■ Required task: Go through the entries below, tally each line with the string "title", and give the final number by itself.

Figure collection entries
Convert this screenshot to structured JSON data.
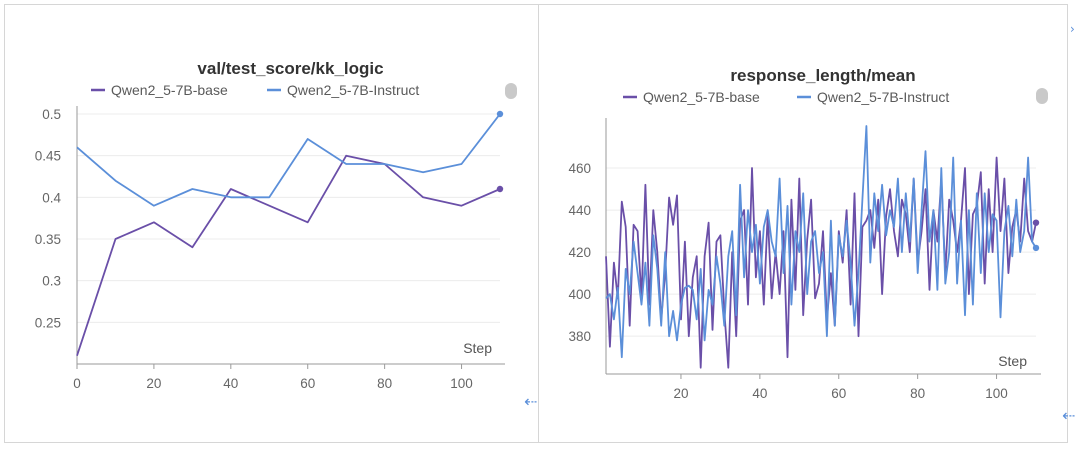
{
  "charts": [
    {
      "id": "left",
      "title": "val/test_score/kk_logic",
      "xlabel": "Step",
      "chart_data": {
        "type": "line",
        "x": [
          0,
          10,
          20,
          30,
          40,
          50,
          60,
          70,
          80,
          90,
          100,
          110
        ],
        "xlim": [
          0,
          110
        ],
        "ylim": [
          0.2,
          0.5
        ],
        "yticks": [
          0.25,
          0.3,
          0.35,
          0.4,
          0.45,
          0.5
        ],
        "yticklabels": [
          "0.25",
          "0.3",
          "0.35",
          "0.4",
          "0.45",
          "0.5"
        ],
        "xticks": [
          0,
          20,
          40,
          60,
          80,
          100
        ],
        "series": [
          {
            "name": "Qwen2_5-7B-base",
            "color": "#6a4fa8",
            "values": [
              0.21,
              0.35,
              0.37,
              0.34,
              0.41,
              0.39,
              0.37,
              0.45,
              0.44,
              0.4,
              0.39,
              0.41
            ]
          },
          {
            "name": "Qwen2_5-7B-Instruct",
            "color": "#5b8fd9",
            "values": [
              0.46,
              0.42,
              0.39,
              0.41,
              0.4,
              0.4,
              0.47,
              0.44,
              0.44,
              0.43,
              0.44,
              0.5
            ]
          }
        ],
        "grid": true,
        "legend_position": "top"
      }
    },
    {
      "id": "right",
      "title": "response_length/mean",
      "xlabel": "Step",
      "chart_data": {
        "type": "line",
        "x_start": 1,
        "xlim": [
          1,
          110
        ],
        "ylim": [
          362,
          480
        ],
        "yticks": [
          380,
          400,
          420,
          440,
          460
        ],
        "yticklabels": [
          "380",
          "400",
          "420",
          "440",
          "460"
        ],
        "xticks": [
          20,
          40,
          60,
          80,
          100
        ],
        "series": [
          {
            "name": "Qwen2_5-7B-base",
            "color": "#6a4fa8",
            "values": [
              418,
              375,
              415,
              398,
              444,
              432,
              385,
              433,
              430,
              398,
              452,
              395,
              440,
              420,
              388,
              410,
              446,
              433,
              447,
              388,
              425,
              380,
              408,
              418,
              365,
              418,
              434,
              383,
              425,
              428,
              392,
              365,
              420,
              380,
              435,
              440,
              395,
              460,
              408,
              430,
              395,
              438,
              398,
              420,
              400,
              430,
              370,
              445,
              402,
              455,
              390,
              426,
              445,
              398,
              405,
              430,
              388,
              410,
              385,
              430,
              415,
              440,
              395,
              448,
              380,
              432,
              435,
              440,
              422,
              445,
              400,
              437,
              450,
              430,
              418,
              445,
              438,
              420,
              455,
              415,
              430,
              450,
              402,
              440,
              425,
              455,
              410,
              445,
              435,
              420,
              435,
              460,
              400,
              438,
              442,
              458,
              405,
              450,
              420,
              465,
              430,
              455,
              410,
              432,
              440,
              425,
              455,
              430,
              425,
              434
            ]
          },
          {
            "name": "Qwen2_5-7B-Instruct",
            "color": "#5b8fd9",
            "values": [
              398,
              400,
              388,
              403,
              370,
              412,
              400,
              425,
              410,
              395,
              415,
              385,
              428,
              412,
              385,
              420,
              380,
              392,
              378,
              395,
              403,
              404,
              402,
              388,
              412,
              378,
              402,
              395,
              418,
              405,
              385,
              418,
              430,
              390,
              452,
              408,
              440,
              420,
              433,
              405,
              432,
              440,
              425,
              418,
              455,
              410,
              442,
              395,
              430,
              420,
              448,
              400,
              425,
              430,
              410,
              420,
              380,
              435,
              385,
              428,
              418,
              435,
              415,
              385,
              410,
              445,
              480,
              415,
              448,
              430,
              452,
              428,
              440,
              432,
              455,
              420,
              448,
              425,
              455,
              410,
              440,
              468,
              425,
              440,
              402,
              460,
              405,
              420,
              465,
              405,
              435,
              390,
              440,
              395,
              448,
              410,
              448,
              420,
              438,
              435,
              389,
              430,
              442,
              418,
              445,
              420,
              430,
              465,
              425,
              422
            ]
          }
        ],
        "grid": true,
        "legend_position": "top"
      }
    }
  ]
}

■ Exercise answer: 2